GIVEN EXERCISE =
Retype all of the data below line for line, changing no character.

[Stored items]
* Begin *

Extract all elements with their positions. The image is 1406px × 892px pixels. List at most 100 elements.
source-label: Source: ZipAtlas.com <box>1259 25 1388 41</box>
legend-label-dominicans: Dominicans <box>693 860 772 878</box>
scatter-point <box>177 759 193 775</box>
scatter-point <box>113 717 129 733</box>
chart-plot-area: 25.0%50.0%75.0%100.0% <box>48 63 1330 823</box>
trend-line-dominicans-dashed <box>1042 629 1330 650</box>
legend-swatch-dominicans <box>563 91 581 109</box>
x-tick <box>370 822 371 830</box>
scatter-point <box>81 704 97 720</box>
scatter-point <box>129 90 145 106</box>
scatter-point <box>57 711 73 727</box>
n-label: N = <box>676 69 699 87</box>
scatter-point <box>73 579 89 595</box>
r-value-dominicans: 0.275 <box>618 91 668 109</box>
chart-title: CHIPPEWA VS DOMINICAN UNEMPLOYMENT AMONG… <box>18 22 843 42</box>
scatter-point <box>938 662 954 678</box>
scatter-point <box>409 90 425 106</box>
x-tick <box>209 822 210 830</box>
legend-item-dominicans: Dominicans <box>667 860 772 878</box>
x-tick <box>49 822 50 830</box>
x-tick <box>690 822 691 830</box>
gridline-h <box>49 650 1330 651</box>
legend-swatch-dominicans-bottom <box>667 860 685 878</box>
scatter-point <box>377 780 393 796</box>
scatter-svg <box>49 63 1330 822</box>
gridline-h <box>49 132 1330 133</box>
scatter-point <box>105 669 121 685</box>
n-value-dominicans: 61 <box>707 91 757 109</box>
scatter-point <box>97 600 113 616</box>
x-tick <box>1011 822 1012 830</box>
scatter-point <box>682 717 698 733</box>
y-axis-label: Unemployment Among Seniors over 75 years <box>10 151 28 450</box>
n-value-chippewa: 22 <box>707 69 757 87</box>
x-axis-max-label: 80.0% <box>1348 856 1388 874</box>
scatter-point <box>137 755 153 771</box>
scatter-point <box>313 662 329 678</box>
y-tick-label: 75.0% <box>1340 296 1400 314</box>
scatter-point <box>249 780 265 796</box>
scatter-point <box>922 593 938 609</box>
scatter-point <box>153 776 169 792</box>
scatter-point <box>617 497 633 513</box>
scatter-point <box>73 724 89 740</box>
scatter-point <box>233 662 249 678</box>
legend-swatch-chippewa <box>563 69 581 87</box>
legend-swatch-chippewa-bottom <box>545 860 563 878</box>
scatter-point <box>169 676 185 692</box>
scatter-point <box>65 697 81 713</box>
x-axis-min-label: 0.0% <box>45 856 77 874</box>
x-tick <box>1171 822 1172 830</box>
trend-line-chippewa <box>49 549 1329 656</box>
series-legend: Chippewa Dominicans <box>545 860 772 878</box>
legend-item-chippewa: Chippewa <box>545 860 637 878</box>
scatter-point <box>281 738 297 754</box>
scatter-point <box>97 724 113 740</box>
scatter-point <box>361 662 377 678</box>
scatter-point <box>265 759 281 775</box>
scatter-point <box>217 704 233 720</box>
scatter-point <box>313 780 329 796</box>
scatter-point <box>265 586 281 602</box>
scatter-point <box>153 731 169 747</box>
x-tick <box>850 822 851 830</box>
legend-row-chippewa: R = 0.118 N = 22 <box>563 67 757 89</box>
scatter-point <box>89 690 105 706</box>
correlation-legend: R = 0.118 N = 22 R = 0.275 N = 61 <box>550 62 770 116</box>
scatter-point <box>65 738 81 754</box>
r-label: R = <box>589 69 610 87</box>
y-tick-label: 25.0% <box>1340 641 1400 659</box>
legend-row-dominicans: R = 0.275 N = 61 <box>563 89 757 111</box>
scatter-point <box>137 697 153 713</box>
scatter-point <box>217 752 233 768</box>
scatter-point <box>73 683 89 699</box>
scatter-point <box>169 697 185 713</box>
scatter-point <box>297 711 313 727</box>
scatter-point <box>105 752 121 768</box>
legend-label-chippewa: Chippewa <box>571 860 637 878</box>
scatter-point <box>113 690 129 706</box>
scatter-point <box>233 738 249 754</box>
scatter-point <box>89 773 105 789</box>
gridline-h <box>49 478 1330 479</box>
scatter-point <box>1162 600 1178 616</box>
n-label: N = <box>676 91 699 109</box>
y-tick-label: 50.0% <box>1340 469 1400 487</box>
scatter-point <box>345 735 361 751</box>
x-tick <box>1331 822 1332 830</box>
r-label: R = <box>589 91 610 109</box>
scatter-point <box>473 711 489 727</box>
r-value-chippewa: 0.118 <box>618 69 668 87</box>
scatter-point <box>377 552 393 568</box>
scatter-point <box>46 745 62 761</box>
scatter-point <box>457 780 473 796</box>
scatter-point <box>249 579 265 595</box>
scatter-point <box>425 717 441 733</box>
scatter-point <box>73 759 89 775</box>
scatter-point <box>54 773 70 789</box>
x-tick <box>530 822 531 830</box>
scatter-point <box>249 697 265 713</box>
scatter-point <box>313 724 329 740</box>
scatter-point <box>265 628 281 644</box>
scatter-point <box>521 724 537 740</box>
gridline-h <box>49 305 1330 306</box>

* End *

THE RESULT =
Extract all elements with their positions. The image is 1406px × 892px pixels. List at most 100 elements.
source-label: Source: ZipAtlas.com <box>1259 25 1388 41</box>
legend-label-dominicans: Dominicans <box>693 860 772 878</box>
scatter-point <box>177 759 193 775</box>
scatter-point <box>113 717 129 733</box>
chart-plot-area: 25.0%50.0%75.0%100.0% <box>48 63 1330 823</box>
trend-line-dominicans-dashed <box>1042 629 1330 650</box>
legend-swatch-dominicans <box>563 91 581 109</box>
x-tick <box>370 822 371 830</box>
scatter-point <box>81 704 97 720</box>
scatter-point <box>129 90 145 106</box>
scatter-point <box>57 711 73 727</box>
n-label: N = <box>676 69 699 87</box>
scatter-point <box>73 579 89 595</box>
r-value-dominicans: 0.275 <box>618 91 668 109</box>
chart-title: CHIPPEWA VS DOMINICAN UNEMPLOYMENT AMONG… <box>18 22 843 42</box>
scatter-point <box>938 662 954 678</box>
scatter-point <box>409 90 425 106</box>
x-tick <box>209 822 210 830</box>
legend-item-dominicans: Dominicans <box>667 860 772 878</box>
x-tick <box>49 822 50 830</box>
x-tick <box>690 822 691 830</box>
gridline-h <box>49 650 1330 651</box>
legend-swatch-dominicans-bottom <box>667 860 685 878</box>
scatter-point <box>377 780 393 796</box>
scatter-svg <box>49 63 1330 822</box>
gridline-h <box>49 132 1330 133</box>
scatter-point <box>105 669 121 685</box>
n-value-dominicans: 61 <box>707 91 757 109</box>
scatter-point <box>97 600 113 616</box>
x-tick <box>1011 822 1012 830</box>
scatter-point <box>682 717 698 733</box>
y-axis-label: Unemployment Among Seniors over 75 years <box>10 151 28 450</box>
n-value-chippewa: 22 <box>707 69 757 87</box>
x-axis-max-label: 80.0% <box>1348 856 1388 874</box>
scatter-point <box>137 755 153 771</box>
scatter-point <box>313 662 329 678</box>
y-tick-label: 75.0% <box>1340 296 1400 314</box>
scatter-point <box>249 780 265 796</box>
scatter-point <box>922 593 938 609</box>
scatter-point <box>153 776 169 792</box>
scatter-point <box>617 497 633 513</box>
scatter-point <box>73 724 89 740</box>
scatter-point <box>233 662 249 678</box>
legend-swatch-chippewa <box>563 69 581 87</box>
legend-swatch-chippewa-bottom <box>545 860 563 878</box>
scatter-point <box>169 676 185 692</box>
scatter-point <box>65 697 81 713</box>
x-axis-min-label: 0.0% <box>45 856 77 874</box>
x-tick <box>1171 822 1172 830</box>
trend-line-chippewa <box>49 549 1329 656</box>
series-legend: Chippewa Dominicans <box>545 860 772 878</box>
legend-item-chippewa: Chippewa <box>545 860 637 878</box>
scatter-point <box>281 738 297 754</box>
scatter-point <box>97 724 113 740</box>
scatter-point <box>361 662 377 678</box>
scatter-point <box>265 759 281 775</box>
scatter-point <box>217 704 233 720</box>
scatter-point <box>313 780 329 796</box>
scatter-point <box>265 586 281 602</box>
scatter-point <box>153 731 169 747</box>
x-tick <box>850 822 851 830</box>
legend-row-chippewa: R = 0.118 N = 22 <box>563 67 757 89</box>
scatter-point <box>89 690 105 706</box>
correlation-legend: R = 0.118 N = 22 R = 0.275 N = 61 <box>550 62 770 116</box>
scatter-point <box>65 738 81 754</box>
r-label: R = <box>589 69 610 87</box>
y-tick-label: 25.0% <box>1340 641 1400 659</box>
legend-row-dominicans: R = 0.275 N = 61 <box>563 89 757 111</box>
scatter-point <box>137 697 153 713</box>
scatter-point <box>217 752 233 768</box>
scatter-point <box>73 683 89 699</box>
scatter-point <box>169 697 185 713</box>
scatter-point <box>297 711 313 727</box>
scatter-point <box>105 752 121 768</box>
legend-label-chippewa: Chippewa <box>571 860 637 878</box>
scatter-point <box>113 690 129 706</box>
scatter-point <box>233 738 249 754</box>
scatter-point <box>89 773 105 789</box>
gridline-h <box>49 478 1330 479</box>
scatter-point <box>1162 600 1178 616</box>
n-label: N = <box>676 91 699 109</box>
y-tick-label: 50.0% <box>1340 469 1400 487</box>
scatter-point <box>345 735 361 751</box>
x-tick <box>1331 822 1332 830</box>
r-label: R = <box>589 91 610 109</box>
scatter-point <box>473 711 489 727</box>
r-value-chippewa: 0.118 <box>618 69 668 87</box>
scatter-point <box>377 552 393 568</box>
scatter-point <box>46 745 62 761</box>
scatter-point <box>457 780 473 796</box>
scatter-point <box>249 579 265 595</box>
scatter-point <box>425 717 441 733</box>
scatter-point <box>73 759 89 775</box>
scatter-point <box>54 773 70 789</box>
x-tick <box>530 822 531 830</box>
scatter-point <box>249 697 265 713</box>
scatter-point <box>313 724 329 740</box>
scatter-point <box>265 628 281 644</box>
scatter-point <box>521 724 537 740</box>
gridline-h <box>49 305 1330 306</box>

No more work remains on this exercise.